— Start —

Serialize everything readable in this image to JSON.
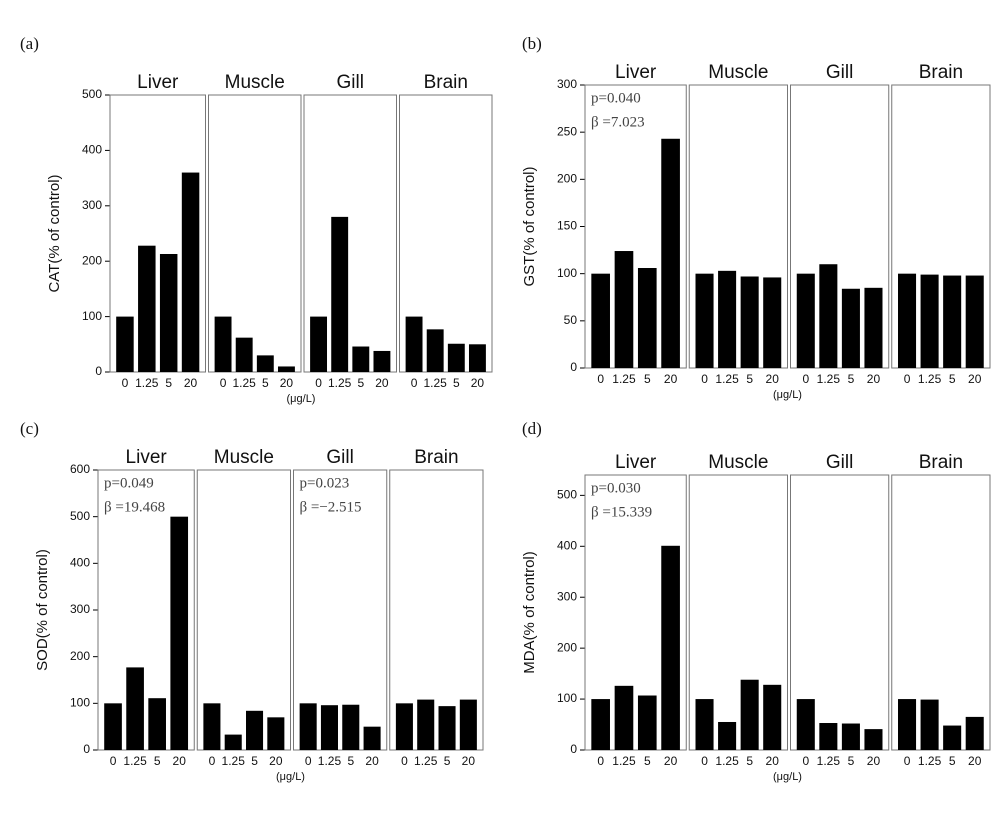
{
  "chart_data": [
    {
      "type": "bar",
      "panel_label": "(a)",
      "y_label": "CAT(% of control)",
      "x_unit": "(μg/L)",
      "color": "#000000",
      "ylim": [
        0,
        500
      ],
      "yticks": [
        0,
        100,
        200,
        300,
        400,
        500
      ],
      "categories": [
        "0",
        "1.25",
        "5",
        "20"
      ],
      "groups": [
        {
          "name": "Liver",
          "values": [
            100,
            228,
            213,
            360
          ]
        },
        {
          "name": "Muscle",
          "values": [
            100,
            62,
            30,
            10
          ]
        },
        {
          "name": "Gill",
          "values": [
            100,
            280,
            46,
            38
          ]
        },
        {
          "name": "Brain",
          "values": [
            100,
            77,
            51,
            50
          ]
        }
      ]
    },
    {
      "type": "bar",
      "panel_label": "(b)",
      "y_label": "GST(% of control)",
      "x_unit": "(μg/L)",
      "color": "#000000",
      "ylim": [
        0,
        300
      ],
      "yticks": [
        0,
        50,
        100,
        150,
        200,
        250,
        300
      ],
      "categories": [
        "0",
        "1.25",
        "5",
        "20"
      ],
      "groups": [
        {
          "name": "Liver",
          "values": [
            100,
            124,
            106,
            243
          ],
          "annotations": [
            "p=0.040",
            "β =7.023"
          ]
        },
        {
          "name": "Muscle",
          "values": [
            100,
            103,
            97,
            96
          ]
        },
        {
          "name": "Gill",
          "values": [
            100,
            110,
            84,
            85
          ]
        },
        {
          "name": "Brain",
          "values": [
            100,
            99,
            98,
            98
          ]
        }
      ]
    },
    {
      "type": "bar",
      "panel_label": "(c)",
      "y_label": "SOD(% of control)",
      "x_unit": "(μg/L)",
      "color": "#000000",
      "ylim": [
        0,
        600
      ],
      "yticks": [
        0,
        100,
        200,
        300,
        400,
        500,
        600
      ],
      "categories": [
        "0",
        "1.25",
        "5",
        "20"
      ],
      "groups": [
        {
          "name": "Liver",
          "values": [
            100,
            177,
            111,
            500
          ],
          "annotations": [
            "p=0.049",
            "β =19.468"
          ]
        },
        {
          "name": "Muscle",
          "values": [
            100,
            33,
            84,
            70
          ]
        },
        {
          "name": "Gill",
          "values": [
            100,
            96,
            97,
            50
          ],
          "annotations": [
            "p=0.023",
            "β =−2.515"
          ]
        },
        {
          "name": "Brain",
          "values": [
            100,
            108,
            94,
            108
          ]
        }
      ]
    },
    {
      "type": "bar",
      "panel_label": "(d)",
      "y_label": "MDA(% of control)",
      "x_unit": "(μg/L)",
      "color": "#000000",
      "ylim": [
        0,
        540
      ],
      "yticks": [
        0,
        100,
        200,
        300,
        400,
        500
      ],
      "categories": [
        "0",
        "1.25",
        "5",
        "20"
      ],
      "groups": [
        {
          "name": "Liver",
          "values": [
            100,
            126,
            107,
            401
          ],
          "annotations": [
            "p=0.030",
            "β =15.339"
          ]
        },
        {
          "name": "Muscle",
          "values": [
            100,
            55,
            138,
            128
          ]
        },
        {
          "name": "Gill",
          "values": [
            100,
            53,
            52,
            41
          ]
        },
        {
          "name": "Brain",
          "values": [
            100,
            99,
            48,
            65
          ]
        }
      ]
    }
  ]
}
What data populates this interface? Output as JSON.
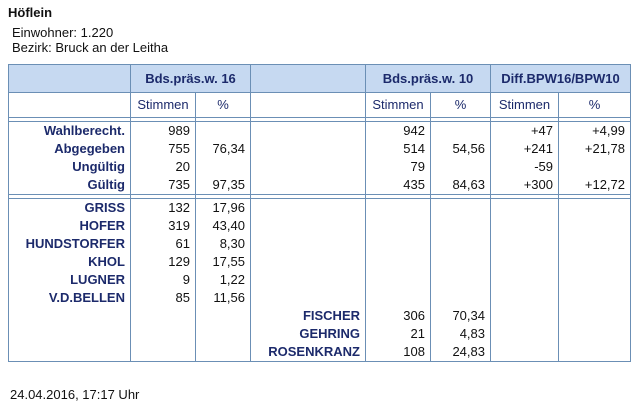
{
  "header": {
    "title": "Höflein",
    "population": "Einwohner: 1.220",
    "district": "Bezirk: Bruck an der Leitha"
  },
  "table": {
    "group_headers": [
      "Bds.präs.w. 16",
      "Bds.präs.w. 10",
      "Diff.BPW16/BPW10"
    ],
    "sub_headers": [
      "Stimmen",
      "%",
      "Stimmen",
      "%",
      "Stimmen",
      "%"
    ],
    "summary_rows": [
      {
        "label": "Wahlberecht.",
        "votes16": "989",
        "votes10": "942",
        "diff_votes": "+47",
        "diff_pct": "+4,99"
      },
      {
        "label": "Abgegeben",
        "votes16": "755",
        "pct16": "76,34",
        "votes10": "514",
        "pct10": "54,56",
        "diff_votes": "+241",
        "diff_pct": "+21,78"
      },
      {
        "label": "Ungültig",
        "votes16": "20",
        "votes10": "79",
        "diff_votes": "-59"
      },
      {
        "label": "Gültig",
        "votes16": "735",
        "pct16": "97,35",
        "votes10": "435",
        "pct10": "84,63",
        "diff_votes": "+300",
        "diff_pct": "+12,72"
      }
    ],
    "candidates16": [
      {
        "name": "GRISS",
        "votes": "132",
        "pct": "17,96"
      },
      {
        "name": "HOFER",
        "votes": "319",
        "pct": "43,40"
      },
      {
        "name": "HUNDSTORFER",
        "votes": "61",
        "pct": "8,30"
      },
      {
        "name": "KHOL",
        "votes": "129",
        "pct": "17,55"
      },
      {
        "name": "LUGNER",
        "votes": "9",
        "pct": "1,22"
      },
      {
        "name": "V.D.BELLEN",
        "votes": "85",
        "pct": "11,56"
      }
    ],
    "candidates10": [
      {
        "name": "FISCHER",
        "votes": "306",
        "pct": "70,34"
      },
      {
        "name": "GEHRING",
        "votes": "21",
        "pct": "4,83"
      },
      {
        "name": "ROSENKRANZ",
        "votes": "108",
        "pct": "24,83"
      }
    ]
  },
  "footer": {
    "timestamp": "24.04.2016, 17:17 Uhr"
  }
}
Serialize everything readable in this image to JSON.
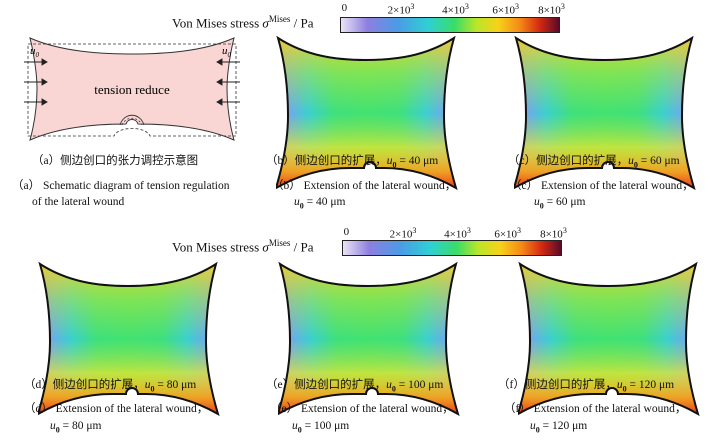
{
  "colorbar_top": {
    "title": "Von Mises stress",
    "symbol": "σ",
    "sup": "Mises",
    "unit": "/ Pa",
    "ticks": [
      {
        "mant": "0",
        "exp": ""
      },
      {
        "mant": "2×10",
        "exp": "3"
      },
      {
        "mant": "4×10",
        "exp": "3"
      },
      {
        "mant": "6×10",
        "exp": "3"
      },
      {
        "mant": "8×10",
        "exp": "3"
      }
    ]
  },
  "colorbar_bottom": {
    "title": "Von Mises stress",
    "symbol": "σ",
    "sup": "Mises",
    "unit": "/ Pa",
    "ticks": [
      {
        "mant": "0",
        "exp": ""
      },
      {
        "mant": "2×10",
        "exp": "3"
      },
      {
        "mant": "4×10",
        "exp": "3"
      },
      {
        "mant": "6×10",
        "exp": "3"
      },
      {
        "mant": "8×10",
        "exp": "3"
      }
    ]
  },
  "schematic": {
    "label": "tension reduce",
    "u_left": "u",
    "u_right": "u",
    "u_sub": "0"
  },
  "captions": {
    "a": {
      "cn": "（a）侧边创口的张力调控示意图",
      "en1": "（a） Schematic diagram of tension regulation",
      "en2": "of the lateral wound"
    },
    "b": {
      "cn": "（b）侧边创口的扩展，",
      "en1": "（b） Extension of the lateral wound，",
      "u": "u",
      "sub": "0",
      "val": " = 40 μm"
    },
    "c": {
      "cn": "（c）侧边创口的扩展，",
      "en1": "（c） Extension of the lateral wound，",
      "u": "u",
      "sub": "0",
      "val": " = 60 μm"
    },
    "d": {
      "cn": "（d）侧边创口的扩展，",
      "en1": "（d） Extension of the lateral wound，",
      "u": "u",
      "sub": "0",
      "val": " = 80 μm"
    },
    "e": {
      "cn": "（e）侧边创口的扩展，",
      "en1": "（e） Extension of the lateral wound，",
      "u": "u",
      "sub": "0",
      "val": " = 100 μm"
    },
    "f": {
      "cn": "（f）侧边创口的扩展，",
      "en1": "（f） Extension of the lateral wound，",
      "u": "u",
      "sub": "0",
      "val": " = 120 μm"
    }
  }
}
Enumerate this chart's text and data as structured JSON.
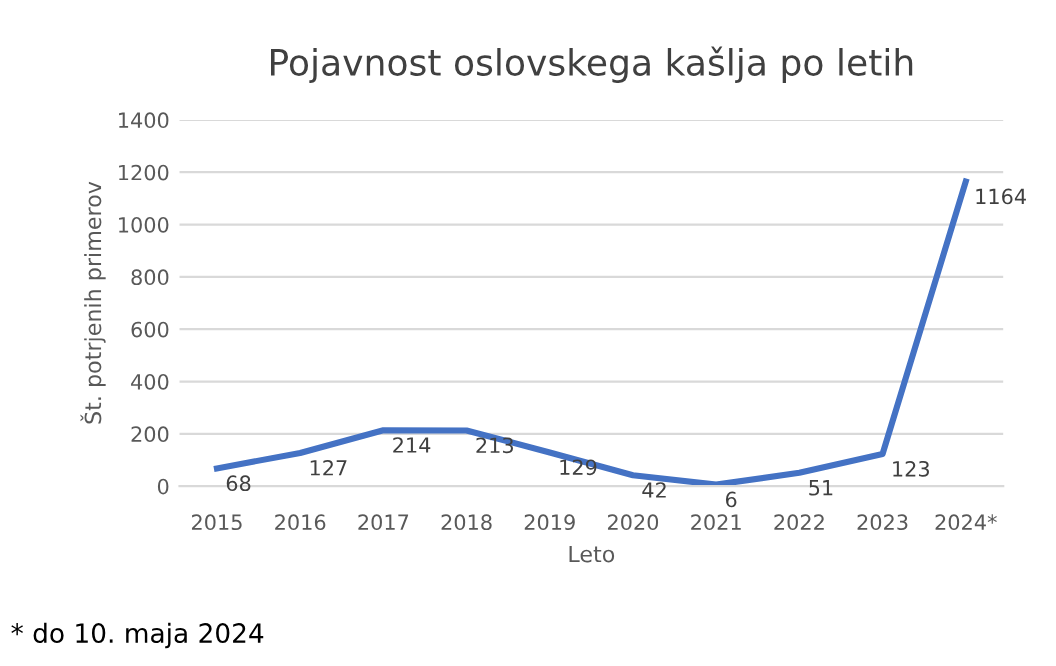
{
  "chart_data": {
    "type": "line",
    "title": "Pojavnost oslovskega kašlja po letih",
    "xlabel": "Leto",
    "ylabel": "Št. potrjenih primerov",
    "categories": [
      "2015",
      "2016",
      "2017",
      "2018",
      "2019",
      "2020",
      "2021",
      "2022",
      "2023",
      "2024*"
    ],
    "series": [
      {
        "color": "#4472c4",
        "values": [
          68,
          127,
          214,
          213,
          129,
          42,
          6,
          51,
          123,
          1164
        ]
      }
    ],
    "ylim": [
      0,
      1400
    ],
    "yticks": [
      0,
      200,
      400,
      600,
      800,
      1000,
      1200,
      1400
    ],
    "grid": "y",
    "data_labels": true,
    "marker": "none",
    "line_style": "solid",
    "annotations": [
      "* do 10. maja 2024"
    ]
  }
}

— End —

§ **What the task asks**: Take each line of the material that contains the word "Extension" and list it.

§ **Answer below**:
      "en1": "（b） Extension of the lateral wound，",
      "en1": "（c） Extension of the lateral wound，",
      "en1": "（d） Extension of the lateral wound，",
      "en1": "（e） Extension of the lateral wound，",
      "en1": "（f） Extension of the lateral wound，",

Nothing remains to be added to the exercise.